--- Begin Entries supplied ---
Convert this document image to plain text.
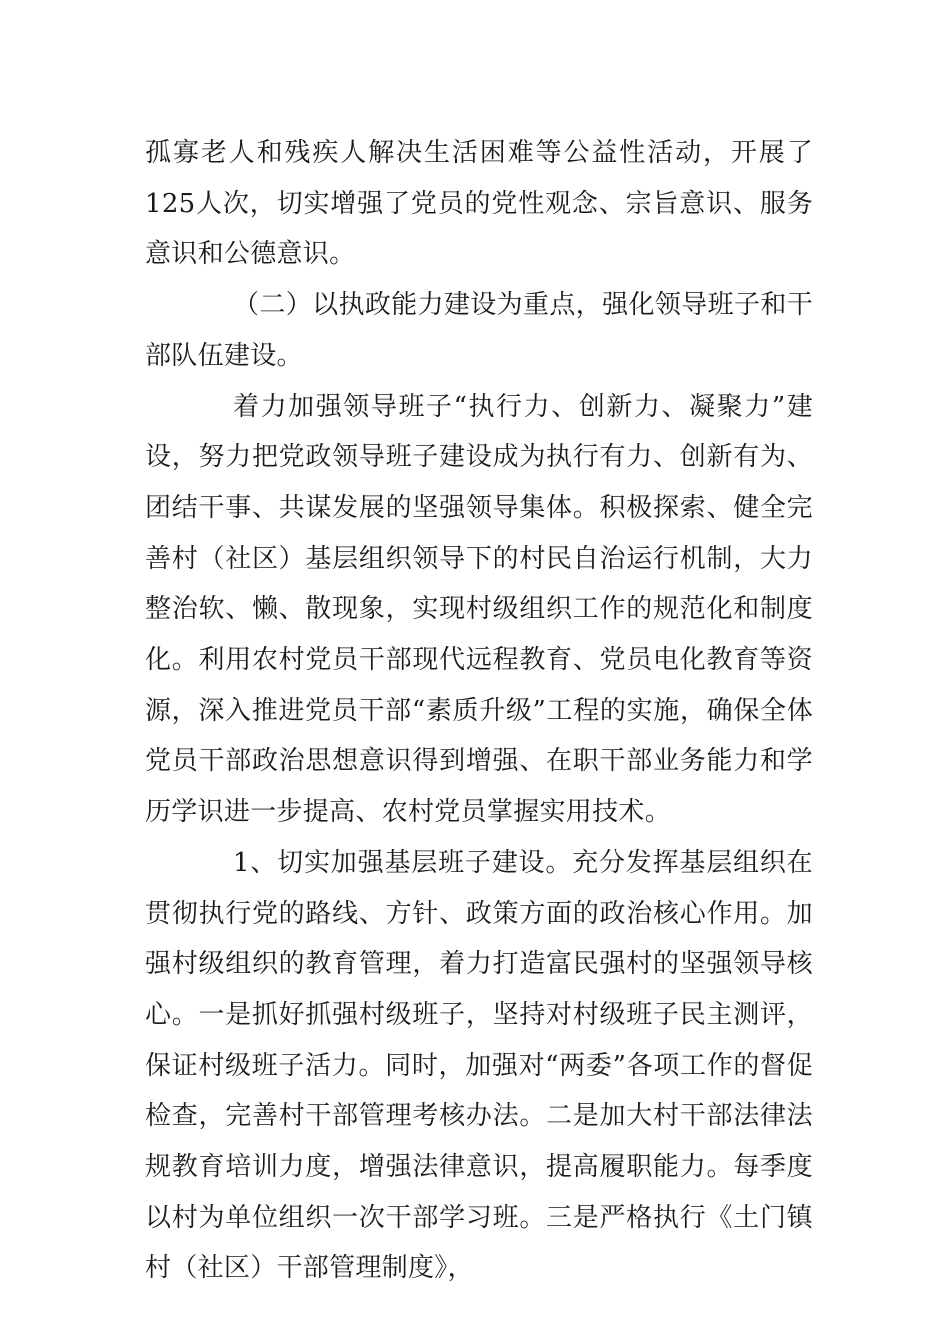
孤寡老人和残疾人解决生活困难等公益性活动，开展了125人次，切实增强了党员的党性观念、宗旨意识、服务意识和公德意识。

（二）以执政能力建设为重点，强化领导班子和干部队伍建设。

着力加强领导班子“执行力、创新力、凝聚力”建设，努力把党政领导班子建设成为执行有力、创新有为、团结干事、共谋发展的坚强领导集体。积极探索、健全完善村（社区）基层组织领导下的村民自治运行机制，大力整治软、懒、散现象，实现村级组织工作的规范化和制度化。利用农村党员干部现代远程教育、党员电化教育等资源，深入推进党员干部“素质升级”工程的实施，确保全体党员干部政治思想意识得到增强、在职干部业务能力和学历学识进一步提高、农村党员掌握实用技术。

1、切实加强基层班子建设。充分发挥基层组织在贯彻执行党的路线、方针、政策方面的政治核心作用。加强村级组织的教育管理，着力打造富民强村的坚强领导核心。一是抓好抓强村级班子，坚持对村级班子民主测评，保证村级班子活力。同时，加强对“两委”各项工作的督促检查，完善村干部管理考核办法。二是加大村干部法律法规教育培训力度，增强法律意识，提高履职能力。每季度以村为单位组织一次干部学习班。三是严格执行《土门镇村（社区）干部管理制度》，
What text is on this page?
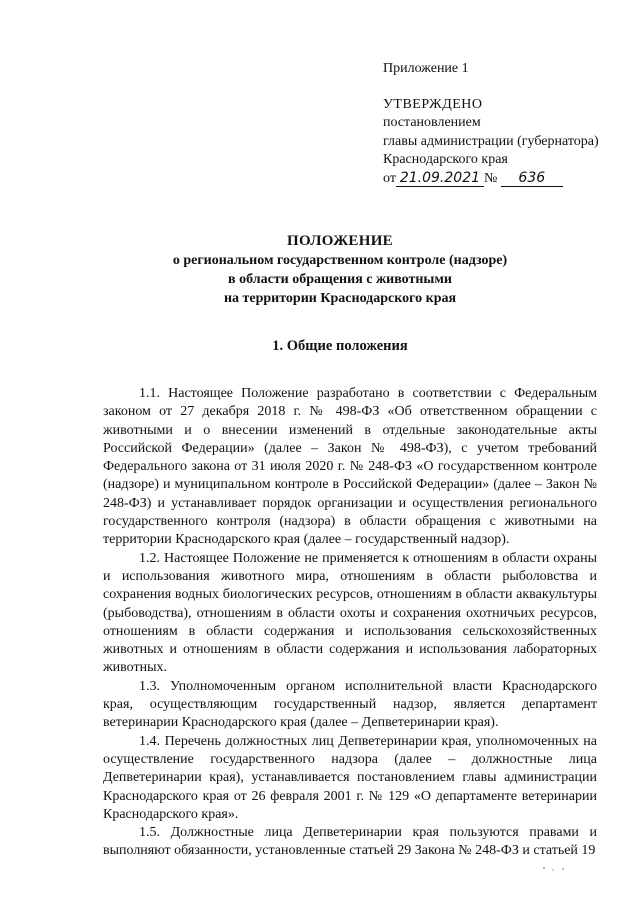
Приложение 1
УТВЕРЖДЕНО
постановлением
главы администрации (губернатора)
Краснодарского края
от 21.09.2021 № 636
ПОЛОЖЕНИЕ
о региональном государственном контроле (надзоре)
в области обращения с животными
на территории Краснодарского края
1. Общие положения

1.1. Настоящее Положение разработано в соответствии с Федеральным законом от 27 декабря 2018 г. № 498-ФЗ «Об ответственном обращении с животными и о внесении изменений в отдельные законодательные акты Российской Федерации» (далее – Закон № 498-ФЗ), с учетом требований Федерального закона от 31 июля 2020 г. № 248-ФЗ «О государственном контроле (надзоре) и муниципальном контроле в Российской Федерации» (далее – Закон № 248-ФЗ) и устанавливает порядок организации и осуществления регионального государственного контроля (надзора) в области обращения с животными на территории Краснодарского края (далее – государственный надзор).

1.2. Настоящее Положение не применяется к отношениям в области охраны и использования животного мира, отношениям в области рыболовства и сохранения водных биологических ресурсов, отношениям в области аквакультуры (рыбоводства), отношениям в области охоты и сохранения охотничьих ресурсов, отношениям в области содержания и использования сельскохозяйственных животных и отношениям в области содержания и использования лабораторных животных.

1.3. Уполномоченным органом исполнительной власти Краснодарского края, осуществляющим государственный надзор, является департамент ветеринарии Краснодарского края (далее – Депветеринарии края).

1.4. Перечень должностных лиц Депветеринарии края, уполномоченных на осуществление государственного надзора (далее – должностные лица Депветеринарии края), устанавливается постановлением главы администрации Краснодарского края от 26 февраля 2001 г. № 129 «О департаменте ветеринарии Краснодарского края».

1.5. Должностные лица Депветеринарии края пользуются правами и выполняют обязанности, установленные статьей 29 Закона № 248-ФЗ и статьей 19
--- End Entries supplied ---
--- Begin Entries supplied ---
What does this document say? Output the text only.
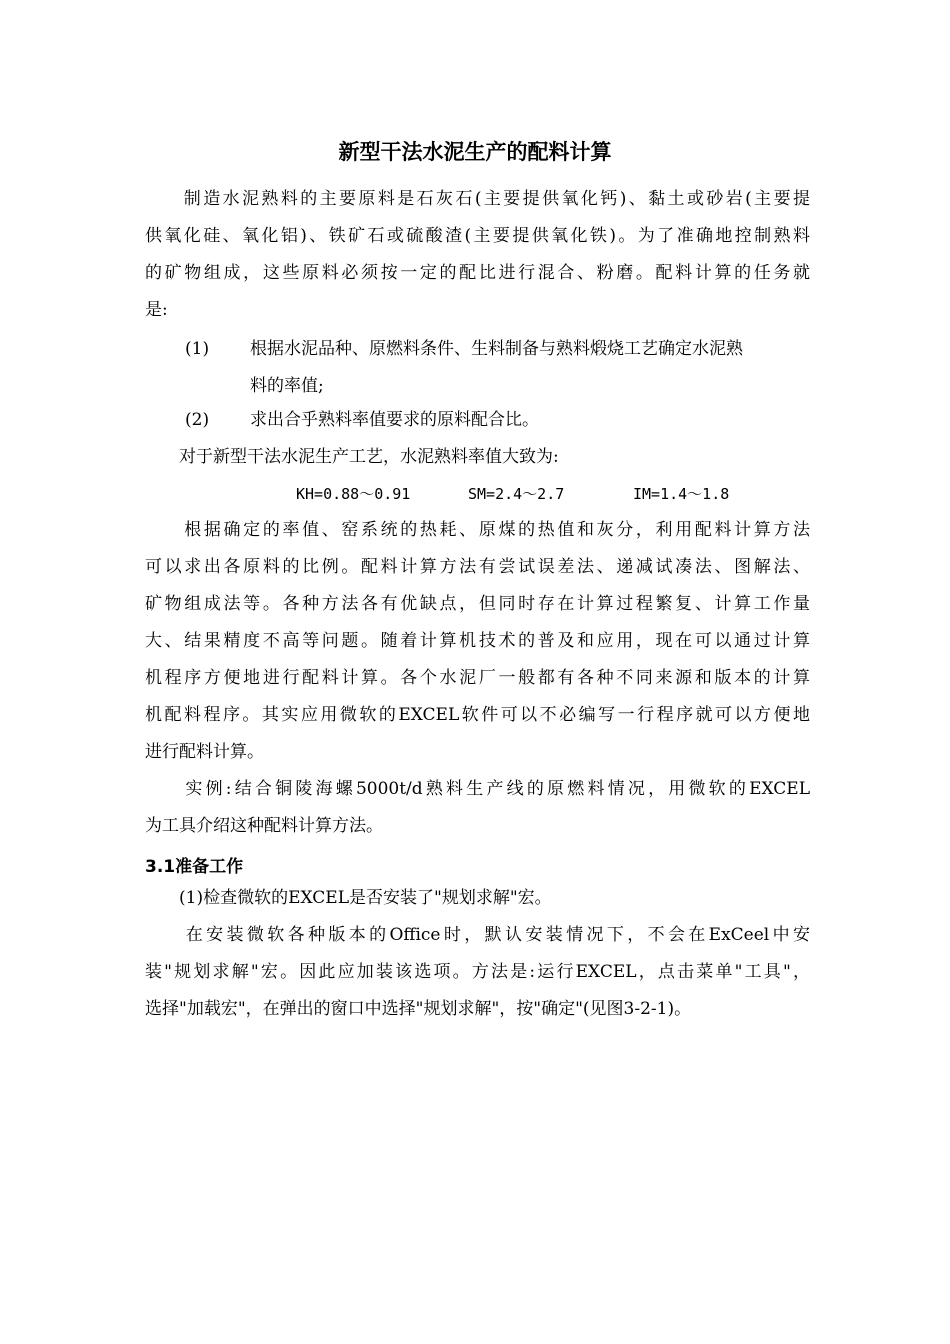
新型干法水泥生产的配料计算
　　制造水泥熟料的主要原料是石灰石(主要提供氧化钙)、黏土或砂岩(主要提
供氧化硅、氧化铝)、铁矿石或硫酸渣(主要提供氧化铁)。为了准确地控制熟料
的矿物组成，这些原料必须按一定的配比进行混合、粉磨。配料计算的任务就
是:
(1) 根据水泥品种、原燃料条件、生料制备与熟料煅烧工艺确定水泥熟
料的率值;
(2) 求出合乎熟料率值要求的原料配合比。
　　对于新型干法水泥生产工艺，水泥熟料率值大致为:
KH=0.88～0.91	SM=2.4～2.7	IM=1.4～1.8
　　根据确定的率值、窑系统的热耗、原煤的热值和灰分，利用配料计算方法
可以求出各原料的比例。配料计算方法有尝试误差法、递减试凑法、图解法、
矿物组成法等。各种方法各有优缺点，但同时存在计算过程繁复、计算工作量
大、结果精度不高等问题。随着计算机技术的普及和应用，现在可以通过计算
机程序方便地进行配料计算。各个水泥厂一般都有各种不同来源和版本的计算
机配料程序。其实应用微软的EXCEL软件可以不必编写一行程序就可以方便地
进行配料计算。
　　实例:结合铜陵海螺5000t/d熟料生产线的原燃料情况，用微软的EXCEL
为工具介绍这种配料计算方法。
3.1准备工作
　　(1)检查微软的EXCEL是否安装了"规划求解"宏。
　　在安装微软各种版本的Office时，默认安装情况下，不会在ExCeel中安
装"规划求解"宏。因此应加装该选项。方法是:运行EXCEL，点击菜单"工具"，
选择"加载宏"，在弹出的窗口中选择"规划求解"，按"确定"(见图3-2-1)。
--- End Entries supplied ---
* What you should do: How many of the lines above include the word "администрации"? Respond with the number alone.

* Response below: 2